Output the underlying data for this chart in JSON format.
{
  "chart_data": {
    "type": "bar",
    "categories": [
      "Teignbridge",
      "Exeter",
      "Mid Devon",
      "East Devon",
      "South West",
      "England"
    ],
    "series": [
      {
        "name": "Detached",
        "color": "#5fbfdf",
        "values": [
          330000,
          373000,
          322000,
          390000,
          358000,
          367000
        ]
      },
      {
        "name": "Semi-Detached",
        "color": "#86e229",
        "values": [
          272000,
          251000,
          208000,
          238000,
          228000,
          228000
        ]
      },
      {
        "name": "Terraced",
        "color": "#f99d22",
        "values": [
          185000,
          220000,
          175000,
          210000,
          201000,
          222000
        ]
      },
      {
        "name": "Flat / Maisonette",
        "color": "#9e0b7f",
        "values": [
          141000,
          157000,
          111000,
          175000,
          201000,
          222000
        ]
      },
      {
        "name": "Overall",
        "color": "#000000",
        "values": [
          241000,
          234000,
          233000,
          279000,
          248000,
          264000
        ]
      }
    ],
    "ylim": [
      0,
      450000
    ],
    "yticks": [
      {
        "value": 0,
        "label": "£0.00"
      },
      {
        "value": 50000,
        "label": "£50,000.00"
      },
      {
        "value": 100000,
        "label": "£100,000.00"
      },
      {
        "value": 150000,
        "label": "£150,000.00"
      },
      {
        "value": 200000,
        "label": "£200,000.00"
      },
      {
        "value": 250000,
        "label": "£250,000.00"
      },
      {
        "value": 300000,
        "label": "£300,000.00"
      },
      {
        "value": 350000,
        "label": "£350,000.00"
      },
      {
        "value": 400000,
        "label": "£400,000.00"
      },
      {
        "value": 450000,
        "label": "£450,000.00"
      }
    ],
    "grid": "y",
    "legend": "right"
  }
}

---+---

◆ Task description:
Transcribe all the entries, keeping each one exactly as it is.

◆ Result of the exercise:
Output the underlying data for this chart in JSON format.
{
  "chart_data": {
    "type": "bar",
    "categories": [
      "Teignbridge",
      "Exeter",
      "Mid Devon",
      "East Devon",
      "South West",
      "England"
    ],
    "series": [
      {
        "name": "Detached",
        "color": "#5fbfdf",
        "values": [
          330000,
          373000,
          322000,
          390000,
          358000,
          367000
        ]
      },
      {
        "name": "Semi-Detached",
        "color": "#86e229",
        "values": [
          272000,
          251000,
          208000,
          238000,
          228000,
          228000
        ]
      },
      {
        "name": "Terraced",
        "color": "#f99d22",
        "values": [
          185000,
          220000,
          175000,
          210000,
          201000,
          222000
        ]
      },
      {
        "name": "Flat / Maisonette",
        "color": "#9e0b7f",
        "values": [
          141000,
          157000,
          111000,
          175000,
          201000,
          222000
        ]
      },
      {
        "name": "Overall",
        "color": "#000000",
        "values": [
          241000,
          234000,
          233000,
          279000,
          248000,
          264000
        ]
      }
    ],
    "ylim": [
      0,
      450000
    ],
    "yticks": [
      {
        "value": 0,
        "label": "£0.00"
      },
      {
        "value": 50000,
        "label": "£50,000.00"
      },
      {
        "value": 100000,
        "label": "£100,000.00"
      },
      {
        "value": 150000,
        "label": "£150,000.00"
      },
      {
        "value": 200000,
        "label": "£200,000.00"
      },
      {
        "value": 250000,
        "label": "£250,000.00"
      },
      {
        "value": 300000,
        "label": "£300,000.00"
      },
      {
        "value": 350000,
        "label": "£350,000.00"
      },
      {
        "value": 400000,
        "label": "£400,000.00"
      },
      {
        "value": 450000,
        "label": "£450,000.00"
      }
    ],
    "grid": "y",
    "legend": "right"
  }
}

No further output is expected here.